--- Data lines ---
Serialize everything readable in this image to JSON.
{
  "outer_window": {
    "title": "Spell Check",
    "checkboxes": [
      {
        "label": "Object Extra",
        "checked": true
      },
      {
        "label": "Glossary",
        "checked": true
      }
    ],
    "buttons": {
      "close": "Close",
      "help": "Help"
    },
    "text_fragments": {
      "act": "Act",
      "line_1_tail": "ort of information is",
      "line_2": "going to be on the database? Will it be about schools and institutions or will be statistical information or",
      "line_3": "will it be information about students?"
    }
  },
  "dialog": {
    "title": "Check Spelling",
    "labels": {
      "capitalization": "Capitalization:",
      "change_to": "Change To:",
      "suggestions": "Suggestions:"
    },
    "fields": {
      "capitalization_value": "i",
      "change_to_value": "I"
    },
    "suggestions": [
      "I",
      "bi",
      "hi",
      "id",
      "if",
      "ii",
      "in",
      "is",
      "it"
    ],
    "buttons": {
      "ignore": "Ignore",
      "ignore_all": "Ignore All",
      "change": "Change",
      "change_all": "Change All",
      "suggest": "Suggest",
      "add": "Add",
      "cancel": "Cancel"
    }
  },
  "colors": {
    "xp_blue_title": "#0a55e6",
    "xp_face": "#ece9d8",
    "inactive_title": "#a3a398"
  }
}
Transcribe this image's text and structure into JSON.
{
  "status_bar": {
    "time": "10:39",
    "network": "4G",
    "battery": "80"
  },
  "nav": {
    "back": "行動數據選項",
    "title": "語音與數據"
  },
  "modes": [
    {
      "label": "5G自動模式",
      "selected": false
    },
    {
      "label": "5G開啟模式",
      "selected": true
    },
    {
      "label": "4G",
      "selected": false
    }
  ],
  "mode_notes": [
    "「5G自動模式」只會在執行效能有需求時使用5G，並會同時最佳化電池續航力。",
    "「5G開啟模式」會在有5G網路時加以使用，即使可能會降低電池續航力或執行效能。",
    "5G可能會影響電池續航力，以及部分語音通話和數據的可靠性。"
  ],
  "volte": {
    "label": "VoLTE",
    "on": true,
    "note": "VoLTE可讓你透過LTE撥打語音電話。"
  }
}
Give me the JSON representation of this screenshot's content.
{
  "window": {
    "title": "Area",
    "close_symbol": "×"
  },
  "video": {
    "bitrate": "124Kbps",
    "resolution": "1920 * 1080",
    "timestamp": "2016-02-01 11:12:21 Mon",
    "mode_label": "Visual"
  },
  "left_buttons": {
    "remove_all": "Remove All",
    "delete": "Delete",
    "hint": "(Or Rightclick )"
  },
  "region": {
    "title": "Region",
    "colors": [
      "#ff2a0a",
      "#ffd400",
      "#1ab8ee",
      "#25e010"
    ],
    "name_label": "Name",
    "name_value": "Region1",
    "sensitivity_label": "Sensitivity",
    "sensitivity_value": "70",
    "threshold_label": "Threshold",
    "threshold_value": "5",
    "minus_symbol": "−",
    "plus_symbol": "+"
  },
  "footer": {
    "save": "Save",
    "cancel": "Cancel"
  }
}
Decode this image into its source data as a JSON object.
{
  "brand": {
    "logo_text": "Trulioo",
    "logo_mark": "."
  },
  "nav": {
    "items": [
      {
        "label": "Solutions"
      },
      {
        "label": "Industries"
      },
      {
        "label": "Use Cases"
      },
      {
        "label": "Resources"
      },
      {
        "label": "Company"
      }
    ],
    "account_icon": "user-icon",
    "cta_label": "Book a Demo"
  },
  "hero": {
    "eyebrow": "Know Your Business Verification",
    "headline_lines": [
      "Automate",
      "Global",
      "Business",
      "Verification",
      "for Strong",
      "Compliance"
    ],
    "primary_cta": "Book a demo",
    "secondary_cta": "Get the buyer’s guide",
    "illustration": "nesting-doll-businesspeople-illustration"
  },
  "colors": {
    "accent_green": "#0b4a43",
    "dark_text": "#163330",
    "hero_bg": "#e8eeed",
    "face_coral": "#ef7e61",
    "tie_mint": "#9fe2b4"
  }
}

--- Aim ---
Starting at the line that contains "Decode this image", print every line through the end of the listing, word for word. Leave out all the rest.

--- Solved exercise ---
Decode this image into its source data as a JSON object.
{
  "brand": {
    "logo_text": "Trulioo",
    "logo_mark": "."
  },
  "nav": {
    "items": [
      {
        "label": "Solutions"
      },
      {
        "label": "Industries"
      },
      {
        "label": "Use Cases"
      },
      {
        "label": "Resources"
      },
      {
        "label": "Company"
      }
    ],
    "account_icon": "user-icon",
    "cta_label": "Book a Demo"
  },
  "hero": {
    "eyebrow": "Know Your Business Verification",
    "headline_lines": [
      "Automate",
      "Global",
      "Business",
      "Verification",
      "for Strong",
      "Compliance"
    ],
    "primary_cta": "Book a demo",
    "secondary_cta": "Get the buyer’s guide",
    "illustration": "nesting-doll-businesspeople-illustration"
  },
  "colors": {
    "accent_green": "#0b4a43",
    "dark_text": "#163330",
    "hero_bg": "#e8eeed",
    "face_coral": "#ef7e61",
    "tie_mint": "#9fe2b4"
  }
}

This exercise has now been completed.